▶ What the task asks: Go through the entries below and pick out every line with "回风斜井".

Dataset entries
>> BEGIN
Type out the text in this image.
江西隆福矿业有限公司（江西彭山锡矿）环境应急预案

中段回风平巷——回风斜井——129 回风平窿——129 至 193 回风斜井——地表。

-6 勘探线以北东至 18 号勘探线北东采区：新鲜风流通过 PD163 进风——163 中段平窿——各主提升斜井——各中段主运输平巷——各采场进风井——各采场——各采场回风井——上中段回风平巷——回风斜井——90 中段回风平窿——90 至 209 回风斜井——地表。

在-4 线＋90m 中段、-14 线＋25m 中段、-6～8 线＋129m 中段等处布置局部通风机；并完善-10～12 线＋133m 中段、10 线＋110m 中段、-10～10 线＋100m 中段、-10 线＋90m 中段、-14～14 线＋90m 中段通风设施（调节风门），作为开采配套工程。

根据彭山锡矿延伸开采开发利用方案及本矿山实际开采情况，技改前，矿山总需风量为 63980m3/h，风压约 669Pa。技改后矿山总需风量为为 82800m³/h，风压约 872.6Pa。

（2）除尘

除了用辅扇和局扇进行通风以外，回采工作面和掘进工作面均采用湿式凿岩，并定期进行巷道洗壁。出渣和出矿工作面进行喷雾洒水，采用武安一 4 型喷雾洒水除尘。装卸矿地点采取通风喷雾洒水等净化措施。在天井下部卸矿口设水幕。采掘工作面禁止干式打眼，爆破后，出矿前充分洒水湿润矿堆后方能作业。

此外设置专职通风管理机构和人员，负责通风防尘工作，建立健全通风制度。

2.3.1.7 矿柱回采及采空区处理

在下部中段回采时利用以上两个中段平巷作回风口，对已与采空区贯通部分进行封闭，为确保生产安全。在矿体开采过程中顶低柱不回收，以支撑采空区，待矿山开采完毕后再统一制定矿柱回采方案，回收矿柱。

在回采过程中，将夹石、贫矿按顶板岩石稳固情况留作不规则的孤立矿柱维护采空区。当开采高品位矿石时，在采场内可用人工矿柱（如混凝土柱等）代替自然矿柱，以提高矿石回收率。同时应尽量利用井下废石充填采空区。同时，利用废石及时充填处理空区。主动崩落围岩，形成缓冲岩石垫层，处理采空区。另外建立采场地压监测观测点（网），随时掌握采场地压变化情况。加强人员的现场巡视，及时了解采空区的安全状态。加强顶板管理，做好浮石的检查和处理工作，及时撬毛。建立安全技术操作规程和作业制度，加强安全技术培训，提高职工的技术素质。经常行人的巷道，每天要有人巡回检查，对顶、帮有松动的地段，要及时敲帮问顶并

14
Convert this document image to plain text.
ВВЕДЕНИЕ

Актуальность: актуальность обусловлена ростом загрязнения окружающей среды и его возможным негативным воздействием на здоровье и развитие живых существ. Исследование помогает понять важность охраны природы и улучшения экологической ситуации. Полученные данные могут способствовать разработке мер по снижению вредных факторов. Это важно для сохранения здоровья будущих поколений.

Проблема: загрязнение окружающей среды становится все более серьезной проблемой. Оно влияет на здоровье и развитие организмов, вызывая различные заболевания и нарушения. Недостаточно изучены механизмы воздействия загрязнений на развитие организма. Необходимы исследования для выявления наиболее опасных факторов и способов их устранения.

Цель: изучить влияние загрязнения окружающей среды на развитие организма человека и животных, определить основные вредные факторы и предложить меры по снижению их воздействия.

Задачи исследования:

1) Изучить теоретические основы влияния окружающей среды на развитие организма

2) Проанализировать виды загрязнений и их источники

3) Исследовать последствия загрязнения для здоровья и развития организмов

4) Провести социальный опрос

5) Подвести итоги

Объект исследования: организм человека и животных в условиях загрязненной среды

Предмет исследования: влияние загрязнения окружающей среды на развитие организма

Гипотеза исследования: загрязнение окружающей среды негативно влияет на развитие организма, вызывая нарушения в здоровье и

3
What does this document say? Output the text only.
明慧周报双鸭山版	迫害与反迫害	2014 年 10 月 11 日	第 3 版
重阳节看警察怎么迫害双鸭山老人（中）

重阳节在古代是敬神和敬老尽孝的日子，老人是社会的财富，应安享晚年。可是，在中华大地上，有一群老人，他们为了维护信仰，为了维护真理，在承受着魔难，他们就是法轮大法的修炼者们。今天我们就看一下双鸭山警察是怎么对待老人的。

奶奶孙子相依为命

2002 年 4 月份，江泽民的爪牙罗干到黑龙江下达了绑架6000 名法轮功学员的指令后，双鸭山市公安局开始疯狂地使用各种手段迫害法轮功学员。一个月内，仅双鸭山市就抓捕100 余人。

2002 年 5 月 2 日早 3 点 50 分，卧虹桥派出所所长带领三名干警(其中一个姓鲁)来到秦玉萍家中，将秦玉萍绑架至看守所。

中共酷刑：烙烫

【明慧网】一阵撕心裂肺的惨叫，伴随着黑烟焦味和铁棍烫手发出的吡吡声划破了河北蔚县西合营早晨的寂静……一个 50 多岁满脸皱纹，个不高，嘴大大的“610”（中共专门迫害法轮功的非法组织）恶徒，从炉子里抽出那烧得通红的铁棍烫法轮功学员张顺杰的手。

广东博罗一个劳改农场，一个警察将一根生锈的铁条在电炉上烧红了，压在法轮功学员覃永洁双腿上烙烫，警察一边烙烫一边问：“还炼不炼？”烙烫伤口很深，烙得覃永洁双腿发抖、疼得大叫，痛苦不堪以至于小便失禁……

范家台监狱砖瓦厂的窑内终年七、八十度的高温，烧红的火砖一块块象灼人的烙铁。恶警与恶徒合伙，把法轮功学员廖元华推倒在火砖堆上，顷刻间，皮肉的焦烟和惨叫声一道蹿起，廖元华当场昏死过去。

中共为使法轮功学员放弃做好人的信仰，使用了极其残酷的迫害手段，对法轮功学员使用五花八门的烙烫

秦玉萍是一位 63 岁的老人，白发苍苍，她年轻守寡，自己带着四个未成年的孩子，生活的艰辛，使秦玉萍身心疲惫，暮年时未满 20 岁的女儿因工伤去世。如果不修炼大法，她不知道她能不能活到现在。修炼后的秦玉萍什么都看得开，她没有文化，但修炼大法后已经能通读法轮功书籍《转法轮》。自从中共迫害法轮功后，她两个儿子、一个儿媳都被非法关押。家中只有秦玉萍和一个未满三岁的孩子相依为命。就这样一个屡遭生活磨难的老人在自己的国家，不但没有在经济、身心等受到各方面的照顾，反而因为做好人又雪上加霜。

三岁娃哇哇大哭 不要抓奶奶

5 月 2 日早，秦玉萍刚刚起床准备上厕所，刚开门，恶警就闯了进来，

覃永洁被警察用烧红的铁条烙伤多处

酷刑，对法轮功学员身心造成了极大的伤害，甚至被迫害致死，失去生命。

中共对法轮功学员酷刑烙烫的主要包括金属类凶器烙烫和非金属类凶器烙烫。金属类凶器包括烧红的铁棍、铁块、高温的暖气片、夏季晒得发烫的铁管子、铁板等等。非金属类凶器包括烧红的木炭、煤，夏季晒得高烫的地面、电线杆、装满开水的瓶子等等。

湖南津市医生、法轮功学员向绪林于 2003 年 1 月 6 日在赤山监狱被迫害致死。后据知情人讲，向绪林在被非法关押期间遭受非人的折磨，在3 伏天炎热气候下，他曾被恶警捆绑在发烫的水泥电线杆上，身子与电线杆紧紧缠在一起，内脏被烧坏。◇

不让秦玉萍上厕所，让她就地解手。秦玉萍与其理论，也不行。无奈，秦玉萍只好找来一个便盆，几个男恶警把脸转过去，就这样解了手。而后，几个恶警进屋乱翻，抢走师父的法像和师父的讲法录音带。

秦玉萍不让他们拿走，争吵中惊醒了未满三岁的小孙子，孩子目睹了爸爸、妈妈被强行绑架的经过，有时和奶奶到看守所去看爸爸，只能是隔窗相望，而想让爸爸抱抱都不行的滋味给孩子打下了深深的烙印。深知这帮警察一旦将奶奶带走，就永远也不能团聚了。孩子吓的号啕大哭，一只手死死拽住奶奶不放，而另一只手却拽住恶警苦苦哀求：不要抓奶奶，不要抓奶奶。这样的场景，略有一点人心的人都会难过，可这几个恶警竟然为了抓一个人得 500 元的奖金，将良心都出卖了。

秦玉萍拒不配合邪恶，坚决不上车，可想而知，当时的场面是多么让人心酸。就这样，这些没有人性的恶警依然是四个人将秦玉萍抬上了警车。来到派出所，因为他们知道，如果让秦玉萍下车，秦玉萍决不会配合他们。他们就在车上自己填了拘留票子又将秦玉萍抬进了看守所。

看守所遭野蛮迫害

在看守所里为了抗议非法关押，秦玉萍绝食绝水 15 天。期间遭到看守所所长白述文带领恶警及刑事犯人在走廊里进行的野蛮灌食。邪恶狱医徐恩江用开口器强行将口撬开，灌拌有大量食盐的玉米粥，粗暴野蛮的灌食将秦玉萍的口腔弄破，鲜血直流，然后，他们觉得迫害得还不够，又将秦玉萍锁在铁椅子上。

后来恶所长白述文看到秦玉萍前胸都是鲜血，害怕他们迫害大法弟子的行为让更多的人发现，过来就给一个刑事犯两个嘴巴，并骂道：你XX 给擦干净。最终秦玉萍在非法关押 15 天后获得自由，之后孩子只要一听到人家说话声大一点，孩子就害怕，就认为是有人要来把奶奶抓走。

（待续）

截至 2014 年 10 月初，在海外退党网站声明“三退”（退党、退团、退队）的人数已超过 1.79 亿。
>> END
▶ Task result:
中段回风平巷——回风斜井——129 回风平窿——129 至 193 回风斜井——地表。
-6 勘探线以北东至 18 号勘探线北东采区：新鲜风流通过 PD163 进风——163 中段平窿——各主提升斜井——各中段主运输平巷——各采场进风井——各采场——各采场回风井——上中段回风平巷——回风斜井——90 中段回风平窿——90 至 209 回风斜井——地表。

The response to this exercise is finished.